(Stored entries)
- - - -
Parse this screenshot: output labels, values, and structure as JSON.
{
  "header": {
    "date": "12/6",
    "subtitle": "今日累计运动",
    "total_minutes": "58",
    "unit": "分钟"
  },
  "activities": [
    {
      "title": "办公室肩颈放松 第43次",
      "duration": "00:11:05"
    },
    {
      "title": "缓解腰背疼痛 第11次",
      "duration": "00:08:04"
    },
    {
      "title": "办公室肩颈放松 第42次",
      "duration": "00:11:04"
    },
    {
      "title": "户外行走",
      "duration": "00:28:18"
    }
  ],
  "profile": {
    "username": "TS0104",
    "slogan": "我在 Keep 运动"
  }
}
- - - -
| EXERCISE OBJECTIVE |
Find each line holding the string "duration" and copy it out.

| SOLUTION |
      "duration": "00:11:05"
      "duration": "00:08:04"
      "duration": "00:11:04"
      "duration": "00:28:18"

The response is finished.